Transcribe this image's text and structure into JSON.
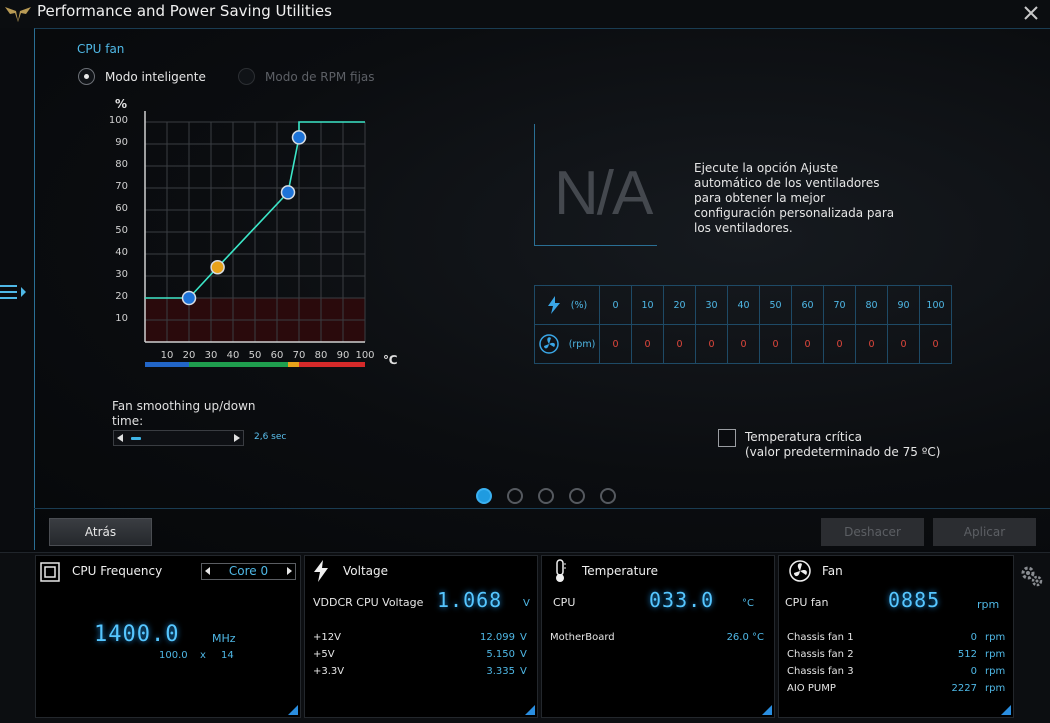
{
  "window": {
    "title": "Performance and Power Saving Utilities"
  },
  "fan_control": {
    "section_title": "CPU fan",
    "modes": [
      {
        "label": "Modo inteligente",
        "selected": true,
        "enabled": true
      },
      {
        "label": "Modo de RPM fijas",
        "selected": false,
        "enabled": false
      }
    ],
    "y_unit": "%",
    "x_unit": "℃",
    "y_ticks": [
      "100",
      "90",
      "80",
      "70",
      "60",
      "50",
      "40",
      "30",
      "20",
      "10"
    ],
    "x_ticks": [
      "10",
      "20",
      "30",
      "40",
      "50",
      "60",
      "70",
      "80",
      "90",
      "100"
    ],
    "curve_points": [
      {
        "temp": 20,
        "pct": 20,
        "color": "#1e73d8"
      },
      {
        "temp": 33,
        "pct": 34,
        "color": "#e8a21a"
      },
      {
        "temp": 65,
        "pct": 68,
        "color": "#1e73d8"
      },
      {
        "temp": 70,
        "pct": 93,
        "color": "#1e73d8"
      }
    ],
    "smoothing_label": "Fan smoothing up/down time:",
    "smoothing_value": "2,6 sec",
    "smoothing_level": 0.1
  },
  "tuning": {
    "status": "N/A",
    "hint": "Ejecute la opción Ajuste automático de los ventiladores para obtener la mejor configuración personalizada para los ventiladores."
  },
  "fan_table": {
    "pct_label": "(%)",
    "rpm_label": "(rpm)",
    "pct": [
      "0",
      "10",
      "20",
      "30",
      "40",
      "50",
      "60",
      "70",
      "80",
      "90",
      "100"
    ],
    "rpm": [
      "0",
      "0",
      "0",
      "0",
      "0",
      "0",
      "0",
      "0",
      "0",
      "0",
      "0"
    ]
  },
  "critical_temp": {
    "label": "Temperatura crítica",
    "sublabel": "(valor predeterminado de 75 ºC)",
    "checked": false
  },
  "pager": {
    "count": 5,
    "active": 0
  },
  "buttons": {
    "back": "Atrás",
    "undo": "Deshacer",
    "apply": "Aplicar"
  },
  "cpu_freq": {
    "title": "CPU Frequency",
    "core": "Core 0",
    "value": "1400.0",
    "unit": "MHz",
    "bclk": "100.0",
    "x": "x",
    "ratio": "14"
  },
  "voltage": {
    "title": "Voltage",
    "main_label": "VDDCR CPU Voltage",
    "main_value": "1.068",
    "main_unit": "V",
    "rows": [
      {
        "label": "+12V",
        "value": "12.099",
        "unit": "V"
      },
      {
        "label": "+5V",
        "value": "5.150",
        "unit": "V"
      },
      {
        "label": "+3.3V",
        "value": "3.335",
        "unit": "V"
      }
    ]
  },
  "temperature": {
    "title": "Temperature",
    "main_label": "CPU",
    "main_value": "033.0",
    "main_unit": "°C",
    "rows": [
      {
        "label": "MotherBoard",
        "value": "26.0 °C"
      }
    ]
  },
  "fan": {
    "title": "Fan",
    "main_label": "CPU fan",
    "main_value": "0885",
    "main_unit": "rpm",
    "rows": [
      {
        "label": "Chassis fan 1",
        "value": "0",
        "unit": "rpm"
      },
      {
        "label": "Chassis fan 2",
        "value": "512",
        "unit": "rpm"
      },
      {
        "label": "Chassis fan 3",
        "value": "0",
        "unit": "rpm"
      },
      {
        "label": "AIO PUMP",
        "value": "2227",
        "unit": "rpm"
      }
    ]
  },
  "colors": {
    "accent": "#4fb8e6",
    "curve": "#3ce6c8",
    "danger_zone": "#2a0a0c",
    "temp_bar": [
      "#2266c8",
      "#1f9e4e",
      "#e8a21a",
      "#d62a2a"
    ]
  }
}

..............................

Task: Answer with one number only: how many lines above contain the word "Chassis".

Exercise solution: 3